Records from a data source
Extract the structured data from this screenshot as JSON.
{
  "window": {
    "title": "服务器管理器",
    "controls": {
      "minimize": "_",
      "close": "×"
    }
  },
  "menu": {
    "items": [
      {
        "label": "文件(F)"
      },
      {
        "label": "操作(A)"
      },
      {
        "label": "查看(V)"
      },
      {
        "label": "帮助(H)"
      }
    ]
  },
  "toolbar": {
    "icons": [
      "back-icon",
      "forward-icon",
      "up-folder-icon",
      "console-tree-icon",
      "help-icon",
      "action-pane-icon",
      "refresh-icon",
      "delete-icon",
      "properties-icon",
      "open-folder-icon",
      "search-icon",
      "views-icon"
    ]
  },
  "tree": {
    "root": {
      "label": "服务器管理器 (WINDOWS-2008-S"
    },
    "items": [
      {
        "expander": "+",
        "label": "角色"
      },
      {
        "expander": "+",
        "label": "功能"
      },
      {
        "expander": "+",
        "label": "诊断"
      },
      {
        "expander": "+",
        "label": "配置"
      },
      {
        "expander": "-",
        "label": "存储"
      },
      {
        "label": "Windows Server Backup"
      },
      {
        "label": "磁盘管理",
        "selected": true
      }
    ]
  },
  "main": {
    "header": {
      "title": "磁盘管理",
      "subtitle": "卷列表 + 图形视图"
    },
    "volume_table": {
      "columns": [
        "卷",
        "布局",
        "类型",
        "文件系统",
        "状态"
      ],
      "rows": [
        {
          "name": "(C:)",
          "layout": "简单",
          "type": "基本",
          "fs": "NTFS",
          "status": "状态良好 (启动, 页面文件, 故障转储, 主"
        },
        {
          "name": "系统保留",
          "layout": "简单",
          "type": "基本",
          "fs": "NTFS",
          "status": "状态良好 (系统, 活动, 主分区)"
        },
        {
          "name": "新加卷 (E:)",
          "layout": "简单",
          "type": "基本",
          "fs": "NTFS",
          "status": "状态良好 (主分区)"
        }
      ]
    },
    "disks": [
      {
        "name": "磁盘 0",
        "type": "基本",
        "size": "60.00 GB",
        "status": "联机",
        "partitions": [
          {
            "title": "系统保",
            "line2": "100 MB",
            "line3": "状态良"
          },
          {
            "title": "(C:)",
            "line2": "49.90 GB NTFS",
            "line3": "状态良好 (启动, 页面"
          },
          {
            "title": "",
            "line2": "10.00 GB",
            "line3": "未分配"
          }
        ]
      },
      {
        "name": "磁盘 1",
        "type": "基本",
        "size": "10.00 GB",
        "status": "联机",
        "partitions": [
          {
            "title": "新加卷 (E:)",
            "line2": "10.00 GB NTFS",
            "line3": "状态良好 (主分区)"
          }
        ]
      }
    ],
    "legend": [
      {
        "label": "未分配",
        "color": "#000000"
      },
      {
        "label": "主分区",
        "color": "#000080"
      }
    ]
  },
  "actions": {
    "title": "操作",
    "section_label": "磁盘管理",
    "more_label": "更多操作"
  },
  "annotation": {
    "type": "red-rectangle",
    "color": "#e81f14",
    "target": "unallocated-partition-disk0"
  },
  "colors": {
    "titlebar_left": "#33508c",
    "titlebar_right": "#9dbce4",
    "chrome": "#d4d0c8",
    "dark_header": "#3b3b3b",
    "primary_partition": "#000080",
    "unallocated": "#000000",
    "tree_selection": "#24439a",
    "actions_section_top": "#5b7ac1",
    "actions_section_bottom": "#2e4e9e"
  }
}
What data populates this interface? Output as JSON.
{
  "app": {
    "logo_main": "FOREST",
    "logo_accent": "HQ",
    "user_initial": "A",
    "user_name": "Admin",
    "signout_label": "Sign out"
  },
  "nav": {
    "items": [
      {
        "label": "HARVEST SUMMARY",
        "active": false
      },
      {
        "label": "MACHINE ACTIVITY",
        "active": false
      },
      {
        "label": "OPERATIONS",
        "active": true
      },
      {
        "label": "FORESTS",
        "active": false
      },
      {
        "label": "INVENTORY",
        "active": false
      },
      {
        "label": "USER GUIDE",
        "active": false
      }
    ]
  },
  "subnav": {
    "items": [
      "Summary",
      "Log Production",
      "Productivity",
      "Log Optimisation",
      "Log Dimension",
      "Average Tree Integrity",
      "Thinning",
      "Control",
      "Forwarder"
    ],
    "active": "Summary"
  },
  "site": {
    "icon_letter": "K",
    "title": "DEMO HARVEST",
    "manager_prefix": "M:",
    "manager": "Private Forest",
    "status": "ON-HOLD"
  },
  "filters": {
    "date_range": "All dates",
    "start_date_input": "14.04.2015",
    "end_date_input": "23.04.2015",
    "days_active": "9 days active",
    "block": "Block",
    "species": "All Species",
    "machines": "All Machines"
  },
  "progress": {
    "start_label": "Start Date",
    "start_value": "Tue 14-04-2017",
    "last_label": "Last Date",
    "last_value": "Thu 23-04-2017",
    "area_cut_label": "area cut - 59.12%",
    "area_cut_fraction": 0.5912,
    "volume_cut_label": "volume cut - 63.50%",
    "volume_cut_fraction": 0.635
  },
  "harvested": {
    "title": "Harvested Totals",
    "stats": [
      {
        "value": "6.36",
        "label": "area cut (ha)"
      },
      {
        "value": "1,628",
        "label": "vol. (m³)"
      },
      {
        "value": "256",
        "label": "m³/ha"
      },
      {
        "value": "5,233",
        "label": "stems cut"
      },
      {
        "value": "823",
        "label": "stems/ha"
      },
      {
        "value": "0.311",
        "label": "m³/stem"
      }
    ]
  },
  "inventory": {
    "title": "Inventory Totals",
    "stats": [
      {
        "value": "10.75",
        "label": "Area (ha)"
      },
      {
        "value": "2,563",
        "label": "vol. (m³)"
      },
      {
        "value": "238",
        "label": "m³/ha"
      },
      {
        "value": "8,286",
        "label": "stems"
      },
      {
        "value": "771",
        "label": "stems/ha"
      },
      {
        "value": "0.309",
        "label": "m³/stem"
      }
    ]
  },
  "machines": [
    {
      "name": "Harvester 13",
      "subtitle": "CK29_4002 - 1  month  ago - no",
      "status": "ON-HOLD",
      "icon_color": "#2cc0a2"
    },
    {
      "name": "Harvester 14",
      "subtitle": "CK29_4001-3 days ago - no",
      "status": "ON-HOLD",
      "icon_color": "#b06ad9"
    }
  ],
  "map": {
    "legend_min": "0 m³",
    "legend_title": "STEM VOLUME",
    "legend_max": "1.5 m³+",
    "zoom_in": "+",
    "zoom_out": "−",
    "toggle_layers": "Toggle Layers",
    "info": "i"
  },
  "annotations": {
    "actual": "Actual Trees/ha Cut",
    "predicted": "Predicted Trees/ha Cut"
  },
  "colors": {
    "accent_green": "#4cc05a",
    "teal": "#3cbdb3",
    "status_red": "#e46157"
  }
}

• **EXERCISE DIRECTIONS**
Gather up every line in the data above that contains the word "subtitle", copying each one.

• **SOLUTION TO THIS PROBLEM**
      "subtitle": "卷列表 + 图形视图"
      "subtitle": "CK29_4002 - 1  month  ago - no",
      "subtitle": "CK29_4001-3 days ago - no",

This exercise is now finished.